── Stored data
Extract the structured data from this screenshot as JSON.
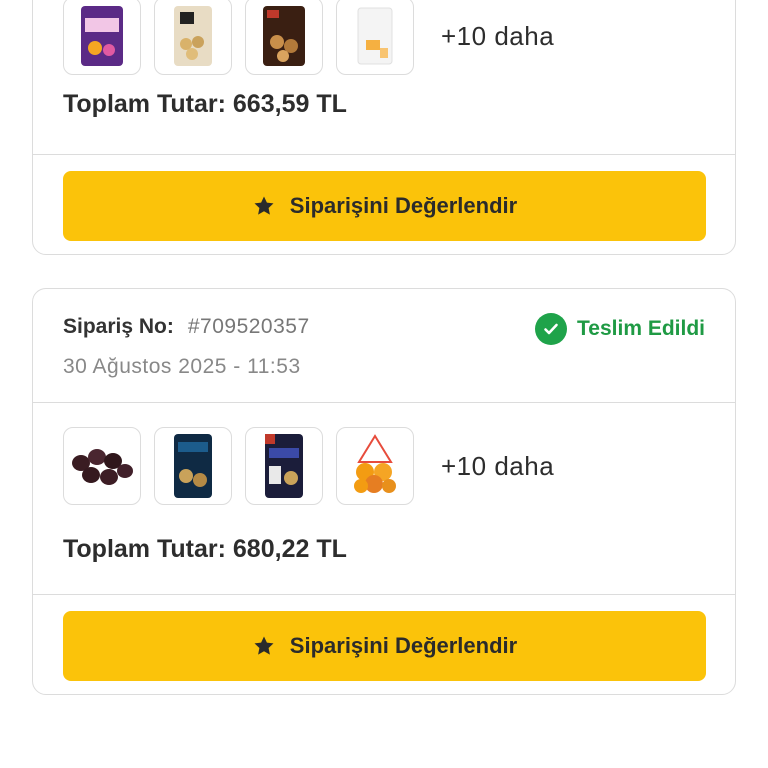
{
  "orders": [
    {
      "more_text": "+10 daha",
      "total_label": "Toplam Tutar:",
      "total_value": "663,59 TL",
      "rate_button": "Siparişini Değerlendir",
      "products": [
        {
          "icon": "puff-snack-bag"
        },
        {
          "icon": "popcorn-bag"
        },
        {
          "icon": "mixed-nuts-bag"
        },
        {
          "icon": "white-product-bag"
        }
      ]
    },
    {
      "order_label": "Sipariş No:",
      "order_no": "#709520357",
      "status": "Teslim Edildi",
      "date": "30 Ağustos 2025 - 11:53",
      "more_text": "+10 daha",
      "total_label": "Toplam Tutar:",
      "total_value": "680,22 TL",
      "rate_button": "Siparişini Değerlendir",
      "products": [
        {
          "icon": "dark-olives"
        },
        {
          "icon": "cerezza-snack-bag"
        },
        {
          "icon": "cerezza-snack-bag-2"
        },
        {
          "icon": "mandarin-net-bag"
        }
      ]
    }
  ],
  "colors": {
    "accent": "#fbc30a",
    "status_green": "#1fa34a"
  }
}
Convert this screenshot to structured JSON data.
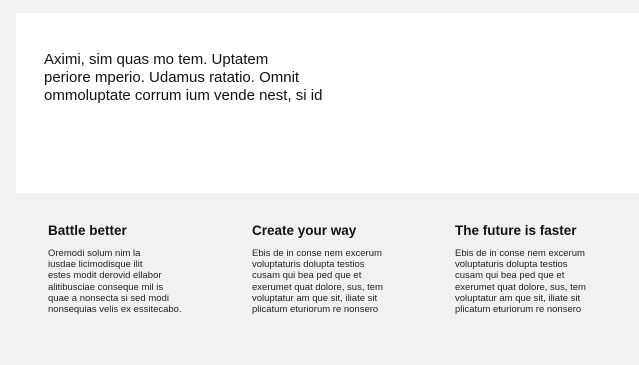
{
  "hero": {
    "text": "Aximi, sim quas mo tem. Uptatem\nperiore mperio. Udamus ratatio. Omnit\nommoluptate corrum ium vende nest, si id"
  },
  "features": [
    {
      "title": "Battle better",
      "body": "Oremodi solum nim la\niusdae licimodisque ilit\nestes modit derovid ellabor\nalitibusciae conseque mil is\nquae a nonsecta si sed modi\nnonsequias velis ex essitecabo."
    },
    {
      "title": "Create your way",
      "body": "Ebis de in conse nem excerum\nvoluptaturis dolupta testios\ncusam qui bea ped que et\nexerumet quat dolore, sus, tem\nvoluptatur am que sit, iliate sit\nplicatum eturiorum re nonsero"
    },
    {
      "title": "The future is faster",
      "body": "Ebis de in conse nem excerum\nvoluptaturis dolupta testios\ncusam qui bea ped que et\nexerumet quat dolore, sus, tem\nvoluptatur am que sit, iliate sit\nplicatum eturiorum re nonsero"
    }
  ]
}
────
── Stored data
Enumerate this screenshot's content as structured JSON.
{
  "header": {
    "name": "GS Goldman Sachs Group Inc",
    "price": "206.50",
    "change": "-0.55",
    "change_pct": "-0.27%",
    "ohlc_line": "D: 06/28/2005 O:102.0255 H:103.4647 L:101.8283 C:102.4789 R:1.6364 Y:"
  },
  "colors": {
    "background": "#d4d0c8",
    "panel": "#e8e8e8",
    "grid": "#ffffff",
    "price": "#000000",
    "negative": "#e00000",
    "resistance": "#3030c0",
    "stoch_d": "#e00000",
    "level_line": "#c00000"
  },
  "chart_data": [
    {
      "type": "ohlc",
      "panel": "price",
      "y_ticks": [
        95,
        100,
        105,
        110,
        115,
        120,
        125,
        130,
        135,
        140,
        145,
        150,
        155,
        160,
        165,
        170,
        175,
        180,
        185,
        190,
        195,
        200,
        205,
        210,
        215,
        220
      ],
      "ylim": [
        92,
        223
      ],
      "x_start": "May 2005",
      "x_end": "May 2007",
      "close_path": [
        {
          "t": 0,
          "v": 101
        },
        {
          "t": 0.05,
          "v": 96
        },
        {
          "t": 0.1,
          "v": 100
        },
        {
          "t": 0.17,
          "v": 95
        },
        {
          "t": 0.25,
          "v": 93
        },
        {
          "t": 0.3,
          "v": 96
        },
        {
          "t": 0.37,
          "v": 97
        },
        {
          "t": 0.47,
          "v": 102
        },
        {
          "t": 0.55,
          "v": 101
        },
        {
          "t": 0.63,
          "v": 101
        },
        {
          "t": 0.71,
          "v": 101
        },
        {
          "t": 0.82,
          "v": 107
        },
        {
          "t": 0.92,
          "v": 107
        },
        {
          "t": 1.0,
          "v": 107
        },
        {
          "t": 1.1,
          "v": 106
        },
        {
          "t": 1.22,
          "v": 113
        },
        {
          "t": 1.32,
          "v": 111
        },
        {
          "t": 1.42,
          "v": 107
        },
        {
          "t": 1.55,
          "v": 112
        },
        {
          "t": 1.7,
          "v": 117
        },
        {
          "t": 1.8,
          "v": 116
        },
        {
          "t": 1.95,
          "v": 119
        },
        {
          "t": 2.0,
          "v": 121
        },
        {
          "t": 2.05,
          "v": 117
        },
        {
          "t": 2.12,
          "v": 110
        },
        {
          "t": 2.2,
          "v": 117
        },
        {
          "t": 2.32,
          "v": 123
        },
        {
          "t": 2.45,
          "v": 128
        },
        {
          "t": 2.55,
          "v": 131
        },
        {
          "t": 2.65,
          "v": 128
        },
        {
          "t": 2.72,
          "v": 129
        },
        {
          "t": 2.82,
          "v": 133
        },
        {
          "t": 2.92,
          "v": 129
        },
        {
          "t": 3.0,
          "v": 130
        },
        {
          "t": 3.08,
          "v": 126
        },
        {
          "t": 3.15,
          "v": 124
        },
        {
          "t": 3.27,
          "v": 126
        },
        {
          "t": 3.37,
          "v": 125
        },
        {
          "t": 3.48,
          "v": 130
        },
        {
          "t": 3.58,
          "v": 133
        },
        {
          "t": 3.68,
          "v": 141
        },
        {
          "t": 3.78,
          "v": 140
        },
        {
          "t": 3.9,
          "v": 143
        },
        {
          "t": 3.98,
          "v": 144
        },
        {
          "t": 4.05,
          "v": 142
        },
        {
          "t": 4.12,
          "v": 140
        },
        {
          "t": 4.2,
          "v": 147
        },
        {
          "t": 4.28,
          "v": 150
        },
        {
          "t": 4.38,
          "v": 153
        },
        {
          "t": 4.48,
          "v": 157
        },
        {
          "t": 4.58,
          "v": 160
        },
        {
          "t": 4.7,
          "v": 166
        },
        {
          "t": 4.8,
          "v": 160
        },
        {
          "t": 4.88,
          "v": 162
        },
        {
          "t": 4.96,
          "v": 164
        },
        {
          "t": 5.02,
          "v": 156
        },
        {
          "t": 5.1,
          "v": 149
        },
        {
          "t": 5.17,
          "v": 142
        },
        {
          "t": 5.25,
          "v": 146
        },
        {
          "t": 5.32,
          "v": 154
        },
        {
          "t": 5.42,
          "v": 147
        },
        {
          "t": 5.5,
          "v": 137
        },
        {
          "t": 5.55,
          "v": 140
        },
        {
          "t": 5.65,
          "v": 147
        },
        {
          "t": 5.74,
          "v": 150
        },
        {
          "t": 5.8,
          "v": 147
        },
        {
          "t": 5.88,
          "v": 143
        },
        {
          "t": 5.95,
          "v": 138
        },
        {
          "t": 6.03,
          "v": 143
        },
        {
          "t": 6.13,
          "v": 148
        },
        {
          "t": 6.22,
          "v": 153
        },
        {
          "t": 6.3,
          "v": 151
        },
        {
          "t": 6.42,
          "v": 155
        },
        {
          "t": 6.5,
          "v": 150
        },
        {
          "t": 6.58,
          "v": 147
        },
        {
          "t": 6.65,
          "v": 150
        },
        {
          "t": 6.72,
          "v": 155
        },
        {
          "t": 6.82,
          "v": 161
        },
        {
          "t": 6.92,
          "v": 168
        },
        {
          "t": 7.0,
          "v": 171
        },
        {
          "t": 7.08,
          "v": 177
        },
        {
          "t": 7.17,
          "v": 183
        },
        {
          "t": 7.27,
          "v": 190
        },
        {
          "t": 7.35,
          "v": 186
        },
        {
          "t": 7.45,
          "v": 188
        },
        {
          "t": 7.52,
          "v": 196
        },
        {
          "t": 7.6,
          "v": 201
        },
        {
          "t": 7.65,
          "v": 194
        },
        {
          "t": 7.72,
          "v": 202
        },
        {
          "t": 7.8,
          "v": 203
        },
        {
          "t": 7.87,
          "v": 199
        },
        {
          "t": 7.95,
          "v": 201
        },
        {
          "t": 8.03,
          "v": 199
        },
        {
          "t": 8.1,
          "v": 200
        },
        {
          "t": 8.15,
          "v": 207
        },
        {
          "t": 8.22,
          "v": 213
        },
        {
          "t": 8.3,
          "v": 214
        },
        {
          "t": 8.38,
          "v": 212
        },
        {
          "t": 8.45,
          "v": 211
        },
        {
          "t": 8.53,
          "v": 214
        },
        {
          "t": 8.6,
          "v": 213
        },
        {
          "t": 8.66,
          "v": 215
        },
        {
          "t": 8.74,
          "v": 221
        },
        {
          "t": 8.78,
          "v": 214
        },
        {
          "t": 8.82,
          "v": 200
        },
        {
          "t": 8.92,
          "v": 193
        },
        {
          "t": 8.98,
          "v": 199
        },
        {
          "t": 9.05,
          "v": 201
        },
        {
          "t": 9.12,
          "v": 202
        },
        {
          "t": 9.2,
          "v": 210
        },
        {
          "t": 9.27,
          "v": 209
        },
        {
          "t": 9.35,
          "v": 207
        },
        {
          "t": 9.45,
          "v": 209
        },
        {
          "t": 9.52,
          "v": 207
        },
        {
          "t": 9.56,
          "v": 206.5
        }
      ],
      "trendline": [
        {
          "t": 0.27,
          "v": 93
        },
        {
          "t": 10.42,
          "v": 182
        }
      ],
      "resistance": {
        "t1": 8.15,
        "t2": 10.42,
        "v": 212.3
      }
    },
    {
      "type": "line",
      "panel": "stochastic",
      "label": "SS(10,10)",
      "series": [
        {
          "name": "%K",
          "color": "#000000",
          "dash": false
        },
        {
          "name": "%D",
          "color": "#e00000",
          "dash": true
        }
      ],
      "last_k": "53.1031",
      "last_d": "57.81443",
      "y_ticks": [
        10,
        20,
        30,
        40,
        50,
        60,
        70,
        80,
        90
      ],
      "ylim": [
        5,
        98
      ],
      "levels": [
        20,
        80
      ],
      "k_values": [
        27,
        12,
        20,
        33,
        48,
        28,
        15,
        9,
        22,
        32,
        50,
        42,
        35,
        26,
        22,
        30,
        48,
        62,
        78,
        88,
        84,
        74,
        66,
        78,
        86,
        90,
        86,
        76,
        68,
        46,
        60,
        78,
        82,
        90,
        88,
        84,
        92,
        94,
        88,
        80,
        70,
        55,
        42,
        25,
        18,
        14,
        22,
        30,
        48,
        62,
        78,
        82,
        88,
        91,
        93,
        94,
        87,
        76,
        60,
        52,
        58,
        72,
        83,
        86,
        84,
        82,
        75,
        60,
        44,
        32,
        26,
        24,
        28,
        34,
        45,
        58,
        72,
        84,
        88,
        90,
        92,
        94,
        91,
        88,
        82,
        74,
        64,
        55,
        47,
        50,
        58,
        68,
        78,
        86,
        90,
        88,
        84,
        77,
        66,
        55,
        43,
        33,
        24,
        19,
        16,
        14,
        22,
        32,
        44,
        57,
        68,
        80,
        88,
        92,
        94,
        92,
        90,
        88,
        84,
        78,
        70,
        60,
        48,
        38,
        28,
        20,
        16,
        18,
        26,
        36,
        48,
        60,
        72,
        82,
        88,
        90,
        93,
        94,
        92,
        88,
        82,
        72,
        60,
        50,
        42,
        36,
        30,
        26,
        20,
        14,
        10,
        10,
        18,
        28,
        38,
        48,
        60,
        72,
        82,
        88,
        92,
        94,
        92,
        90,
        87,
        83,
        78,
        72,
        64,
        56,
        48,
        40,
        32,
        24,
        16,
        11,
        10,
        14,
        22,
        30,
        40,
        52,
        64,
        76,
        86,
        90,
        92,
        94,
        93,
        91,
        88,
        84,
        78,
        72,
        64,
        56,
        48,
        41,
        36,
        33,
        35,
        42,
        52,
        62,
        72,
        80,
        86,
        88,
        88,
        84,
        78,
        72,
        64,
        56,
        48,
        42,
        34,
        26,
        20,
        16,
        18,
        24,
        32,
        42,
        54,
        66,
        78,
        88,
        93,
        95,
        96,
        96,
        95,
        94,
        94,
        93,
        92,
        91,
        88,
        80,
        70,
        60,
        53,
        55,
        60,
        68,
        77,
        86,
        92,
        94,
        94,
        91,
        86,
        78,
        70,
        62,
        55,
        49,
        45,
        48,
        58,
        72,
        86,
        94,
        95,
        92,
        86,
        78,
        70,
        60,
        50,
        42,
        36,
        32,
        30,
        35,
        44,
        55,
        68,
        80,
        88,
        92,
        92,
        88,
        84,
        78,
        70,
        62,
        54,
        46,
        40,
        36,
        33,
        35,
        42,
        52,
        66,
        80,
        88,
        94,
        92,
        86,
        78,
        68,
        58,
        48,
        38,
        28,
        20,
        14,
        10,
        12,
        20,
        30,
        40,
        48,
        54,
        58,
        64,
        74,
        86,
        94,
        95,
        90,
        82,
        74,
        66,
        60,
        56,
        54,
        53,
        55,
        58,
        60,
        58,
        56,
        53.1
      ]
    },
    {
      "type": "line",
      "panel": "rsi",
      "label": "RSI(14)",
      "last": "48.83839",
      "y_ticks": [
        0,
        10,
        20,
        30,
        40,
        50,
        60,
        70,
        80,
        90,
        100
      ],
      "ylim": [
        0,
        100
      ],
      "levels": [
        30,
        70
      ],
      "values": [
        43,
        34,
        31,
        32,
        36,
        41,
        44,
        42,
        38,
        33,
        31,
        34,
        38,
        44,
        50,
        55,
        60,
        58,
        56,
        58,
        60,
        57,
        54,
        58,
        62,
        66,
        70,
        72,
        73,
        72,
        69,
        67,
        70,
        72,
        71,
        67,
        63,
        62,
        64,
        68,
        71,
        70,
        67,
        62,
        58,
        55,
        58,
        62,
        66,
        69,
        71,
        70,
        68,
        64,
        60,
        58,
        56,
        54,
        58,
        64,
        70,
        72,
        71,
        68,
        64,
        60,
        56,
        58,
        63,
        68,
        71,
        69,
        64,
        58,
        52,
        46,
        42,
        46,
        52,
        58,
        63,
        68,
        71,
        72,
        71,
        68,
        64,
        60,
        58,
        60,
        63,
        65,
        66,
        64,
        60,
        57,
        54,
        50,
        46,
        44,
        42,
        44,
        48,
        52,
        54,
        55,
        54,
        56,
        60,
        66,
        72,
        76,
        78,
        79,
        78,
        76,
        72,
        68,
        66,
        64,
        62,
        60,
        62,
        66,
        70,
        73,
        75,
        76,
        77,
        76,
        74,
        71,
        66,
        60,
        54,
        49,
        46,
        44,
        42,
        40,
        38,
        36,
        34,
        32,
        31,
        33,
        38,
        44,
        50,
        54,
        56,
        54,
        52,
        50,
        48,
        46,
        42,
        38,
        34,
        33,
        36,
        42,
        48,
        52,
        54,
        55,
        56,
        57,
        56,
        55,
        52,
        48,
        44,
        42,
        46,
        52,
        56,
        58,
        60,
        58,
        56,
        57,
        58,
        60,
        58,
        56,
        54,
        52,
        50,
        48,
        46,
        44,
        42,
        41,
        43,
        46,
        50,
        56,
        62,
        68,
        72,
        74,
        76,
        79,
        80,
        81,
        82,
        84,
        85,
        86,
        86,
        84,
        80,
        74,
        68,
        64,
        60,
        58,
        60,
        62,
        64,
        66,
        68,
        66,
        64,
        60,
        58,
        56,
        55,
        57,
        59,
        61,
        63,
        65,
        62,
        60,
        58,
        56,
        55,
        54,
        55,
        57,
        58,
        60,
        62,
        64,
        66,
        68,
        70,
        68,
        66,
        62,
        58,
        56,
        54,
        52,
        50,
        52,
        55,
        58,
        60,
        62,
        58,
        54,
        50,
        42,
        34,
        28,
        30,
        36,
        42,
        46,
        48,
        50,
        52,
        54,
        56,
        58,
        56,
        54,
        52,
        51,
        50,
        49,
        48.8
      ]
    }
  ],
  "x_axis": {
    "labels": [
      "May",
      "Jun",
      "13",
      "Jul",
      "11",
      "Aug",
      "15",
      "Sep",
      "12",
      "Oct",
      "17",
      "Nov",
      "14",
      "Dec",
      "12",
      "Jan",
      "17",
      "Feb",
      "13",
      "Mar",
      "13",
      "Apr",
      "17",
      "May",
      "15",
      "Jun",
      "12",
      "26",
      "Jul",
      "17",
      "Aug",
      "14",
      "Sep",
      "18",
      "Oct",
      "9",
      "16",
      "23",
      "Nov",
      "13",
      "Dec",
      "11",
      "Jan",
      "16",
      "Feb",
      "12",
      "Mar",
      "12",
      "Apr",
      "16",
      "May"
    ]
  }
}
────
- What you have to do -
Reproduce each line holding the word "snack".

- Finished answer -
          "icon": "puff-snack-bag"
          "icon": "cerezza-snack-bag"
          "icon": "cerezza-snack-bag-2"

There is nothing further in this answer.